▶ JOB
Copy only the material between the lines holding "save-session-button[interactable] (128, 55, 181, 109)" and "column-header-name[interactable]: name (883, 1298, 1040, 1338)", inclusive, and switch "save-session-button" to "save-project-button", leaving everything else unchanged.

—————

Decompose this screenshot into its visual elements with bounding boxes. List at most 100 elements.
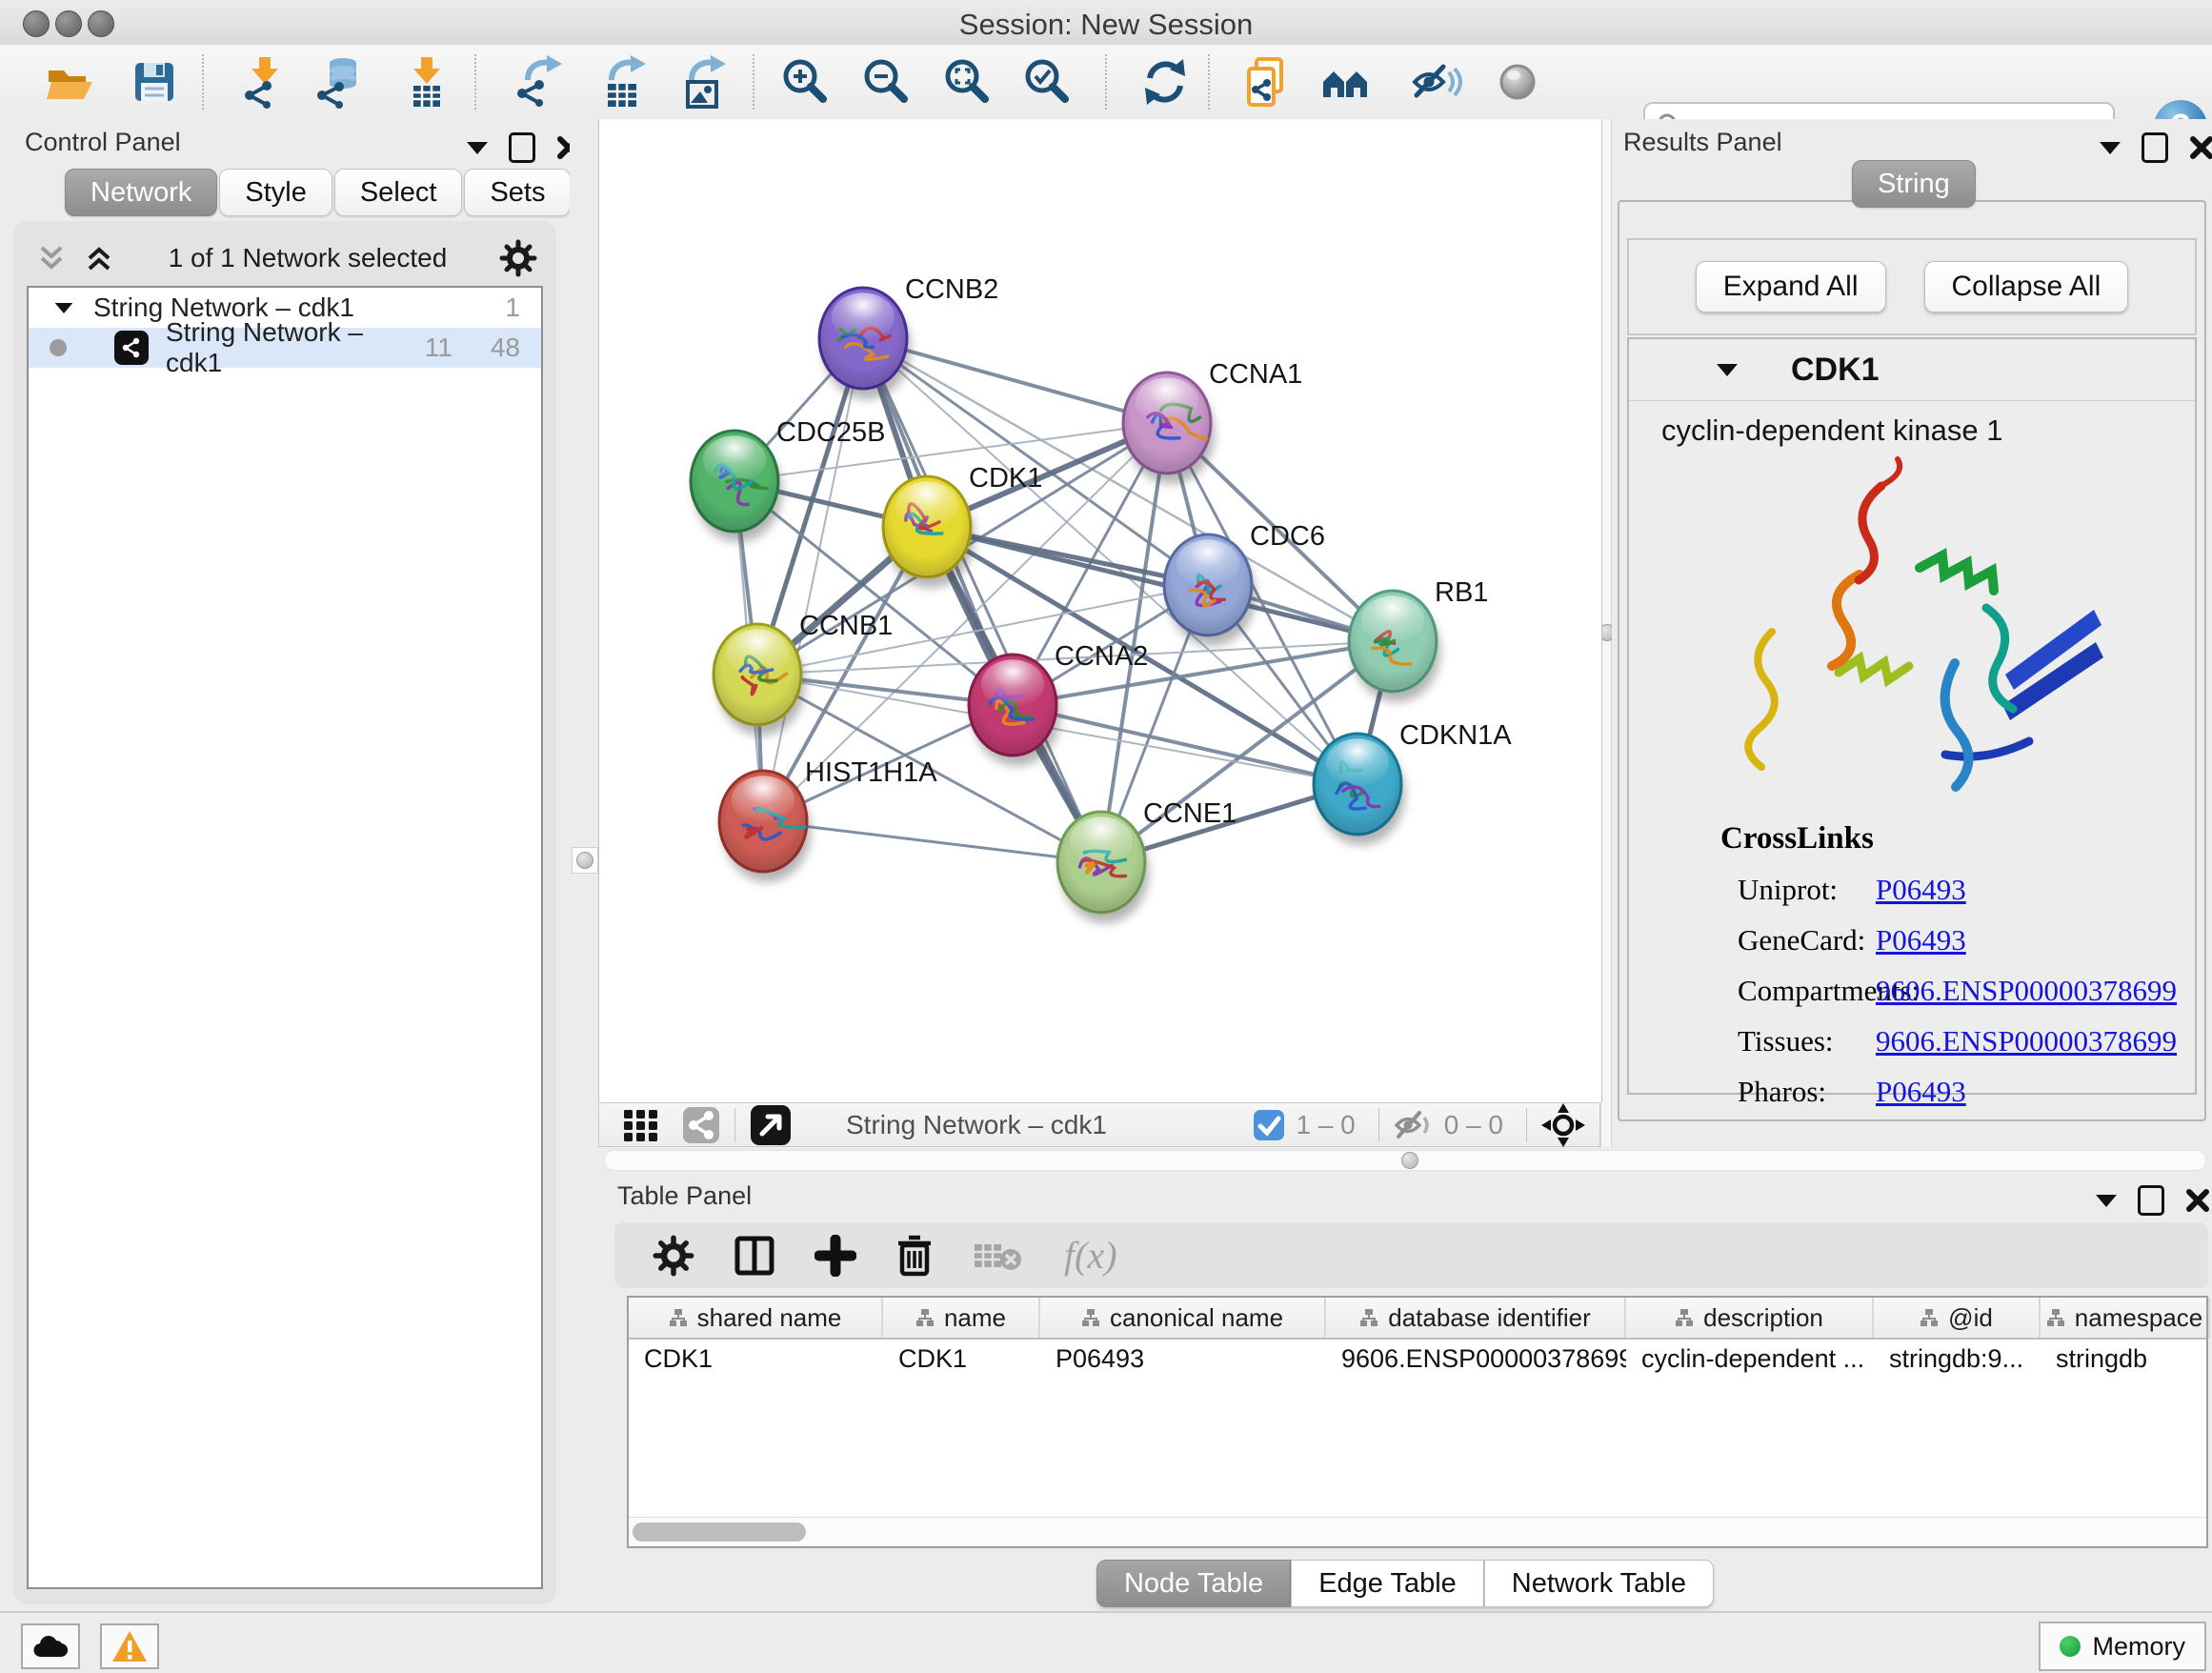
save-session-button[interactable] (128, 55, 181, 109)
table-type-tabs: Node TableEdge TableNetwork Table (598, 1560, 2212, 1607)
panel-menu-caret-icon[interactable] (467, 142, 488, 154)
tab-edge-table[interactable]: Edge Table (1291, 1560, 1484, 1607)
column-header-name[interactable]: name (883, 1298, 1040, 1338)
panel-menu-caret-icon[interactable] (2100, 142, 2121, 154)
tree-expand-caret-icon[interactable] (55, 302, 73, 312)
warnings-button[interactable] (100, 1623, 159, 1669)
table-settings-button[interactable] (653, 1235, 694, 1277)
cell-canonical-name[interactable]: P06493 (1040, 1340, 1326, 1378)
open-session-button[interactable] (43, 55, 96, 109)
network-row-selected[interactable]: String Network – cdk1 11 48 (29, 328, 541, 368)
cell-name[interactable]: CDK1 (883, 1340, 1040, 1378)
zoom-fit-button[interactable] (941, 55, 995, 109)
export-table-button[interactable] (596, 55, 650, 109)
left-splitter[interactable] (570, 119, 598, 1611)
grid-view-icon[interactable] (622, 1106, 660, 1144)
crosslink-value-link[interactable]: 9606.ENSP00000378699 (1876, 974, 2177, 1008)
create-column-button[interactable] (814, 1235, 856, 1277)
delete-column-button[interactable] (895, 1234, 935, 1278)
birds-eye-crosshair-icon[interactable] (1540, 1102, 1586, 1148)
node-cdkn1a[interactable]: CDKN1A (1314, 720, 1512, 845)
close-panel-icon[interactable] (2189, 135, 2212, 160)
collapse-all-button[interactable]: Collapse All (1924, 261, 2129, 312)
import-network-from-database-button[interactable] (312, 55, 366, 109)
close-panel-icon[interactable] (2185, 1188, 2210, 1213)
show-hidden-button[interactable] (1491, 55, 1544, 109)
scrollbar-thumb[interactable] (633, 1522, 806, 1542)
zoom-out-button[interactable] (860, 55, 914, 109)
splitter-handle-icon[interactable] (576, 852, 593, 869)
memory-button[interactable]: Memory (2039, 1622, 2206, 1671)
node-rb1[interactable]: RB1 (1349, 577, 1488, 702)
node-label-cdk1: CDK1 (969, 463, 1042, 494)
crosslink-value-link[interactable]: P06493 (1876, 873, 1966, 907)
gray-sphere-icon (1491, 55, 1544, 109)
gene-header-row[interactable]: CDK1 (1629, 339, 2195, 401)
results-panel: Results Panel String Expand All Collapse… (1612, 119, 2212, 1147)
crosslink-value-link[interactable]: 9606.ENSP00000378699 (1876, 1024, 2177, 1058)
horizontal-scrollbar[interactable] (629, 1517, 2206, 1546)
tab-network-table[interactable]: Network Table (1484, 1560, 1714, 1607)
results-tab-string[interactable]: String (1852, 160, 1976, 208)
column-header-database-identifier[interactable]: database identifier (1326, 1298, 1626, 1338)
network-overview-icon[interactable] (681, 1105, 721, 1145)
expand-collapse-bar: Expand All Collapse All (1627, 238, 2197, 335)
cell-id[interactable]: stringdb:9... (1874, 1340, 2041, 1378)
column-header-shared-name[interactable]: shared name (629, 1298, 883, 1338)
node-hist1h1a[interactable]: HIST1H1A (719, 757, 937, 882)
tab-node-table[interactable]: Node Table (1096, 1560, 1291, 1607)
export-network-button[interactable] (513, 55, 566, 109)
column-header-namespace[interactable]: namespace (2041, 1298, 2210, 1338)
tab-sets[interactable]: Sets (464, 169, 571, 216)
zoom-selected-button[interactable] (1021, 55, 1075, 109)
float-panel-icon[interactable] (2138, 1185, 2164, 1216)
open-in-window-icon[interactable] (749, 1103, 793, 1147)
import-network-button[interactable] (238, 55, 292, 109)
trash-icon (895, 1234, 935, 1278)
export-image-button[interactable] (676, 55, 730, 109)
bottom-splitter[interactable] (598, 1147, 2212, 1172)
cell-namespace[interactable]: stringdb (2041, 1340, 2210, 1378)
crosslink-value-link[interactable]: P06493 (1876, 1075, 1966, 1109)
network-selection-status: 1 of 1 Network selected (116, 243, 499, 273)
import-table-button[interactable] (400, 55, 453, 109)
expand-all-button[interactable]: Expand All (1696, 261, 1886, 312)
column-header-description[interactable]: description (1626, 1298, 1874, 1338)
show-columns-button[interactable] (733, 1234, 776, 1278)
cloud-status-button[interactable] (21, 1623, 80, 1669)
splitter-handle-icon[interactable] (1401, 1152, 1418, 1169)
gear-icon[interactable] (499, 239, 537, 277)
node-ccnb1[interactable]: CCNB1 (714, 611, 893, 736)
selected-checkbox-icon[interactable] (1252, 1108, 1286, 1142)
tab-network[interactable]: Network (65, 169, 217, 216)
float-panel-icon[interactable] (509, 132, 535, 163)
zoom-in-button[interactable] (779, 55, 833, 109)
first-neighbors-button[interactable] (1319, 55, 1373, 109)
table-row[interactable]: CDK1CDK1P064939606.ENSP00000378699cyclin… (629, 1340, 2206, 1378)
panel-menu-caret-icon[interactable] (2096, 1195, 2117, 1207)
hide-selected-button[interactable] (1409, 55, 1462, 109)
node-cdc6[interactable]: CDC6 (1164, 521, 1325, 646)
column-header-id[interactable]: @id (1874, 1298, 2041, 1338)
collapse-all-icon[interactable] (34, 242, 69, 274)
apply-layout-button[interactable] (1138, 55, 1192, 109)
node-ccne1[interactable]: CCNE1 (1057, 798, 1237, 923)
hidden-eye-slash-icon[interactable] (1393, 1108, 1435, 1142)
node-ccna2[interactable]: CCNA2 (969, 641, 1148, 766)
column-header-canonical-name[interactable]: canonical name (1040, 1298, 1326, 1338)
cell-description[interactable]: cyclin-dependent ... (1626, 1340, 1874, 1378)
cell-shared-name[interactable]: CDK1 (629, 1340, 883, 1378)
collapse-section-caret-icon[interactable] (1717, 364, 1738, 376)
crosslink-value-link[interactable]: P06493 (1876, 923, 1966, 957)
clone-network-button[interactable] (1241, 55, 1295, 109)
tab-select[interactable]: Select (334, 169, 463, 216)
tab-style[interactable]: Style (219, 169, 332, 216)
function-builder-button[interactable]: f(x) (1064, 1233, 1117, 1278)
network-canvas[interactable]: CCNB2CCNA1CDC25BCDK1CDC6RB1CCNB1CCNA2CDK… (598, 119, 1602, 1102)
column-header-label: description (1703, 1303, 1823, 1333)
expand-all-icon[interactable] (82, 242, 116, 274)
edge-HIST1H1A-CCNE1[interactable] (763, 821, 1101, 862)
cell-database-identifier[interactable]: 9606.ENSP00000378699 (1326, 1340, 1626, 1378)
edge-CCNB2-HIST1H1A[interactable] (763, 338, 863, 821)
float-panel-icon[interactable] (2142, 132, 2168, 163)
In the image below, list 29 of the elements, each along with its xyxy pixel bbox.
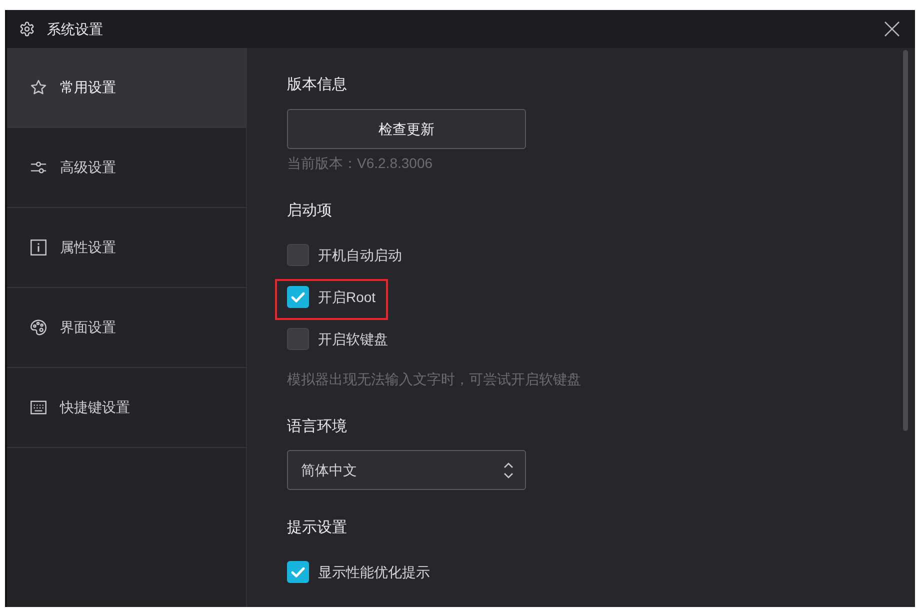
info-square-icon (30, 239, 47, 256)
window-title: 系统设置 (47, 20, 103, 38)
language-select[interactable]: 简体中文 (287, 450, 526, 490)
section-title: 语言环境 (287, 417, 347, 437)
hint-text: 模拟器出现无法输入文字时，可尝试开启软键盘 (287, 370, 581, 389)
close-button[interactable] (882, 19, 902, 39)
section-title: 版本信息 (287, 75, 347, 95)
option-label: 开启Root (318, 288, 376, 306)
section-title: 启动项 (287, 201, 332, 221)
star-icon (30, 79, 47, 96)
close-icon (884, 21, 900, 37)
sidebar-item[interactable]: 常用设置 (7, 48, 246, 128)
keyboard-icon (30, 399, 47, 416)
sliders-icon (30, 159, 47, 176)
checkbox[interactable] (287, 561, 309, 583)
settings-icon (19, 21, 35, 37)
checkbox[interactable] (287, 328, 309, 350)
option-label: 开启软键盘 (318, 330, 388, 348)
checkmark-icon (291, 292, 305, 302)
hint-text: 当前版本：V6.2.8.3006 (287, 154, 433, 173)
chevron-up-down-icon (503, 462, 514, 478)
checkbox[interactable] (287, 286, 309, 308)
option-label: 开机自动启动 (318, 246, 402, 264)
section-title: 提示设置 (287, 518, 347, 538)
checkbox[interactable] (287, 244, 309, 266)
option-label: 显示性能优化提示 (318, 562, 430, 582)
palette-icon (30, 319, 47, 336)
checkmark-icon (291, 566, 305, 578)
check-update-button[interactable]: 检查更新 (287, 109, 526, 149)
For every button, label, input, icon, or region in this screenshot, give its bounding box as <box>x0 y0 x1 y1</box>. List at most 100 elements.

—————

▶ CORRECT RESULT
save-project-button[interactable] (128, 55, 181, 109)
table-type-tabs: Node TableEdge TableNetwork Table (598, 1560, 2212, 1607)
panel-menu-caret-icon[interactable] (467, 142, 488, 154)
tab-edge-table[interactable]: Edge Table (1291, 1560, 1484, 1607)
column-header-name[interactable]: name (883, 1298, 1040, 1338)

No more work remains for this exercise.